## WHAT TO WORK ON
Which lines in the records below contain the word "this"? Copy each of them.

## SOURCE MATERIAL
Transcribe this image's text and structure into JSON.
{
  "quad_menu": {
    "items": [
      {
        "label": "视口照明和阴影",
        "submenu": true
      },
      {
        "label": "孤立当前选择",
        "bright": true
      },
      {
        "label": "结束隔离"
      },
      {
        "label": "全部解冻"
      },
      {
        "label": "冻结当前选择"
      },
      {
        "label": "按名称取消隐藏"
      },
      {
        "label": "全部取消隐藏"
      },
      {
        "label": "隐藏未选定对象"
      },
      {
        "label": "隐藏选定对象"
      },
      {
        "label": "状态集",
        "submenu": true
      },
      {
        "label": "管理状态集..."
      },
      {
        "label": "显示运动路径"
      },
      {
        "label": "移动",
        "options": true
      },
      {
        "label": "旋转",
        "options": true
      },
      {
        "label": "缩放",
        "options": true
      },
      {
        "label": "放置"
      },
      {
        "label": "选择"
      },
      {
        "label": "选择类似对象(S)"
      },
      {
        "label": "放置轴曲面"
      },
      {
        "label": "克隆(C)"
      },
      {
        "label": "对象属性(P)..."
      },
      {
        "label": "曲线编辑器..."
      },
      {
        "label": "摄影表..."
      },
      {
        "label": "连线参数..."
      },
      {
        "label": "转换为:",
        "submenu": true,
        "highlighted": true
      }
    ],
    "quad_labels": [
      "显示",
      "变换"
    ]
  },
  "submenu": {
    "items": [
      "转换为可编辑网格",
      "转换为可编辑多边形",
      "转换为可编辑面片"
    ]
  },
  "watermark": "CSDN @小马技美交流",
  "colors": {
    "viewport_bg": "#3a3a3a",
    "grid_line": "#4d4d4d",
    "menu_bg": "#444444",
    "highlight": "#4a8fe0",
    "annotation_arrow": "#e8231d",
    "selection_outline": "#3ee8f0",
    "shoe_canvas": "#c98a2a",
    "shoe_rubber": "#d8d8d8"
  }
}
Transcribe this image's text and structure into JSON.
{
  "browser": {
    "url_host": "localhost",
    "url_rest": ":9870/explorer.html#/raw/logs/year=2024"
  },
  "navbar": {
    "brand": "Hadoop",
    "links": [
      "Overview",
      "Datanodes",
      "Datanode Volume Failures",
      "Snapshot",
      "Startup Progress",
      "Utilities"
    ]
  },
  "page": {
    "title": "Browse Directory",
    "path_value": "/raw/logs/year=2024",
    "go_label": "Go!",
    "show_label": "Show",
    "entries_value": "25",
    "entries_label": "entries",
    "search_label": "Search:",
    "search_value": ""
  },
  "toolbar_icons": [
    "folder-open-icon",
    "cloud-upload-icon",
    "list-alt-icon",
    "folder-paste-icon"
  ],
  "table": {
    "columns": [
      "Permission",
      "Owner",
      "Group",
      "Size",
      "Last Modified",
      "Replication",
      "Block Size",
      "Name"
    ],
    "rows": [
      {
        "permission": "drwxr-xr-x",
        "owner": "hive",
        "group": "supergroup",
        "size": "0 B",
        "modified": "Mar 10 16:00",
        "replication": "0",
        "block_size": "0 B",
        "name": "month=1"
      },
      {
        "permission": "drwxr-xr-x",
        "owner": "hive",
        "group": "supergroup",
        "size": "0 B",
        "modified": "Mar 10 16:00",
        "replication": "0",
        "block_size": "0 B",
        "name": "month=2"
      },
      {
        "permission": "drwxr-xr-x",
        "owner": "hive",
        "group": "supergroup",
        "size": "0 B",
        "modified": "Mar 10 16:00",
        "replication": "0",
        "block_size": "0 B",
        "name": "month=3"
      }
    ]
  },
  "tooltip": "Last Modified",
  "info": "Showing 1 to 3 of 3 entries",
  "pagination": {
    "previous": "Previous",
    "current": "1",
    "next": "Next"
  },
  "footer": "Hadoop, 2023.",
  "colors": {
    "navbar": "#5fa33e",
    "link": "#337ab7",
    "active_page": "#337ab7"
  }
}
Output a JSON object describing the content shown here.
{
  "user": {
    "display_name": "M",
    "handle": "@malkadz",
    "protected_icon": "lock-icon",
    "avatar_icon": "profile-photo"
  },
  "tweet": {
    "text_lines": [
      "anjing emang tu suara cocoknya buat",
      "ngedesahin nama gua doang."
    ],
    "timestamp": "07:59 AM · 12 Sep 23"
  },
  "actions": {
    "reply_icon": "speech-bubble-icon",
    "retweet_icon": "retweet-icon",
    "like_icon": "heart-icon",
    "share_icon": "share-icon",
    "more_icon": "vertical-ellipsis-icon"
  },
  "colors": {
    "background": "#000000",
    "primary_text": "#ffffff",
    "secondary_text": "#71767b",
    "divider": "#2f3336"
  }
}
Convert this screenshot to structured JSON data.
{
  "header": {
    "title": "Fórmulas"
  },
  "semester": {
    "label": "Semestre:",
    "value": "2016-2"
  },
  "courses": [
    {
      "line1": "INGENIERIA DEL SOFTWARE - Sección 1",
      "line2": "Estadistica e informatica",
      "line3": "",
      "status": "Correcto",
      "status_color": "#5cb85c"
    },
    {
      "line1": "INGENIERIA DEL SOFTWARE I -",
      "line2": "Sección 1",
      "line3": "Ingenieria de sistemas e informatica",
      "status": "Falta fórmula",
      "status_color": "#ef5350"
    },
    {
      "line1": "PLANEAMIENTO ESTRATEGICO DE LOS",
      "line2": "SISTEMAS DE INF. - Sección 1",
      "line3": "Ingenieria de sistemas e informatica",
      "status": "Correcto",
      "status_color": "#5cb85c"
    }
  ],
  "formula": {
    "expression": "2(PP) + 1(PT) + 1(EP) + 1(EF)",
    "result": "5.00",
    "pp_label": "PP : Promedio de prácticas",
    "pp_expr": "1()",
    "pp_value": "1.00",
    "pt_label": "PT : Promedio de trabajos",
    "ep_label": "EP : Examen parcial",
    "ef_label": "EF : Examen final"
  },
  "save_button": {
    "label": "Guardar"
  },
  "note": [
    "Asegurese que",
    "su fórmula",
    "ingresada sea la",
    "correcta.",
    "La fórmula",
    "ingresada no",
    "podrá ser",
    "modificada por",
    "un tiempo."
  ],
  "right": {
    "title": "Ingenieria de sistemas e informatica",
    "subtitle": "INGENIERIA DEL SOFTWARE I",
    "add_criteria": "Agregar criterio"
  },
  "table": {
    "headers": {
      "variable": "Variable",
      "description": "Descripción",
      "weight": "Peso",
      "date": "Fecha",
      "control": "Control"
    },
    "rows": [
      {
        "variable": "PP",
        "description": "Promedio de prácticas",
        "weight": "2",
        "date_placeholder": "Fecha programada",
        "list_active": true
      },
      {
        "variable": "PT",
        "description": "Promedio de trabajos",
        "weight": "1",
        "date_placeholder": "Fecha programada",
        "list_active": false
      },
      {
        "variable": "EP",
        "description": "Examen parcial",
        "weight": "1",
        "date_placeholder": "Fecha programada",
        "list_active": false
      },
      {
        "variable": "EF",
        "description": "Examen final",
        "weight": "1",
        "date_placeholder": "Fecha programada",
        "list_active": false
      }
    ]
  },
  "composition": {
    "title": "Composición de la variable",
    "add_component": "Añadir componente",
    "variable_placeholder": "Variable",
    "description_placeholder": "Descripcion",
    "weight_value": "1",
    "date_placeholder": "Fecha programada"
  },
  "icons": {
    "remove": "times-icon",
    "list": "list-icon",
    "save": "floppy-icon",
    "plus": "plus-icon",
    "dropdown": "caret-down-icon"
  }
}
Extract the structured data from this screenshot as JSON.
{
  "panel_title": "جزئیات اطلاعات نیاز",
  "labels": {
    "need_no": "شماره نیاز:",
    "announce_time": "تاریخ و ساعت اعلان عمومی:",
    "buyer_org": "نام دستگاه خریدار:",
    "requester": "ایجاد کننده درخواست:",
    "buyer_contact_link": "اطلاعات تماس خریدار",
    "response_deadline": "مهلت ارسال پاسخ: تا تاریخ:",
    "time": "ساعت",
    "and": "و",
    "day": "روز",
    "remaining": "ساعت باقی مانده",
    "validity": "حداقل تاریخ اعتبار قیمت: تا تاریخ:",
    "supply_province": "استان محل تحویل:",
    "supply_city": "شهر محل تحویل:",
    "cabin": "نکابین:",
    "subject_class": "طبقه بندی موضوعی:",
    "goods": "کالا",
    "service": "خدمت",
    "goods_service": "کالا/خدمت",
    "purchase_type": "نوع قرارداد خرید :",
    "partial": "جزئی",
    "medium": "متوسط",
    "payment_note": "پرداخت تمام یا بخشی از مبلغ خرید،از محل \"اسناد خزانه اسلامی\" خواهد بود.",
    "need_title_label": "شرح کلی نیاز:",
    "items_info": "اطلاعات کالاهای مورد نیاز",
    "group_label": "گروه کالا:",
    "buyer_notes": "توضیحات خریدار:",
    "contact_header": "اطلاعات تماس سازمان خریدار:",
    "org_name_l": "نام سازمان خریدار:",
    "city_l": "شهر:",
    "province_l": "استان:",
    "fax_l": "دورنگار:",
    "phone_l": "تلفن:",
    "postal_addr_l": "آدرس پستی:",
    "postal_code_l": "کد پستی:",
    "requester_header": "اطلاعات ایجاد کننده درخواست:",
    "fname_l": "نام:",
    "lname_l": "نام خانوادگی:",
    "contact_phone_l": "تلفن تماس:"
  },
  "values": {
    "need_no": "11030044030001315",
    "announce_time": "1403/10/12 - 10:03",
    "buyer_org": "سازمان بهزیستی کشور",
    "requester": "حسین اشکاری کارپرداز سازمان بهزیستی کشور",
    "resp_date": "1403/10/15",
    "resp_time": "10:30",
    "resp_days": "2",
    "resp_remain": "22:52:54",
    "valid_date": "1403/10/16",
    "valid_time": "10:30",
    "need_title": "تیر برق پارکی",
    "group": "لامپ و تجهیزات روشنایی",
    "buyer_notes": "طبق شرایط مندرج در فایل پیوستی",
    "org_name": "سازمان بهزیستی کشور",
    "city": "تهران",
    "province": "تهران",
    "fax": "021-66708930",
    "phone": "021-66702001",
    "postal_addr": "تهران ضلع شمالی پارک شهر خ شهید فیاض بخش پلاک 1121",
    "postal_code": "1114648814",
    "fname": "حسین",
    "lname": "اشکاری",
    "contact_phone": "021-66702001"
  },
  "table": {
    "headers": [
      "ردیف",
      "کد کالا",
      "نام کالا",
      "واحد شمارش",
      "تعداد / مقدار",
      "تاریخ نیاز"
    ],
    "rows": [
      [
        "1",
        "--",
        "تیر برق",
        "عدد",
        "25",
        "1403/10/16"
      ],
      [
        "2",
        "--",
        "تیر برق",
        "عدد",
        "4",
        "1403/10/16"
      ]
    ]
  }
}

## OUTPUT BELOW
Transcribe this image's text and structure into JSON.
Transcribe this image's text and structure into JSON.
Convert this screenshot to structured JSON data.
Extract the structured data from this screenshot as JSON.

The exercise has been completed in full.